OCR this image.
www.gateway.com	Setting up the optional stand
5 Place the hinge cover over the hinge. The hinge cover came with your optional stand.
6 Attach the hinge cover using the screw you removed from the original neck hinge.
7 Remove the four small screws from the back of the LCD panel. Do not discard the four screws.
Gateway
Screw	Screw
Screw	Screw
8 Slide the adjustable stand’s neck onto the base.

• **What the exercise asks**:
Write out the whole listing again, exactly as it stands.

• **Result for this task**:
OCR this image.
www.gateway.com	Setting up the optional stand
5 Place the hinge cover over the hinge. The hinge cover came with your optional stand.
6 Attach the hinge cover using the screw you removed from the original neck hinge.
7 Remove the four small screws from the back of the LCD panel. Do not discard the four screws.
Gateway
Screw	Screw
Screw	Screw
8 Slide the adjustable stand’s neck onto the base.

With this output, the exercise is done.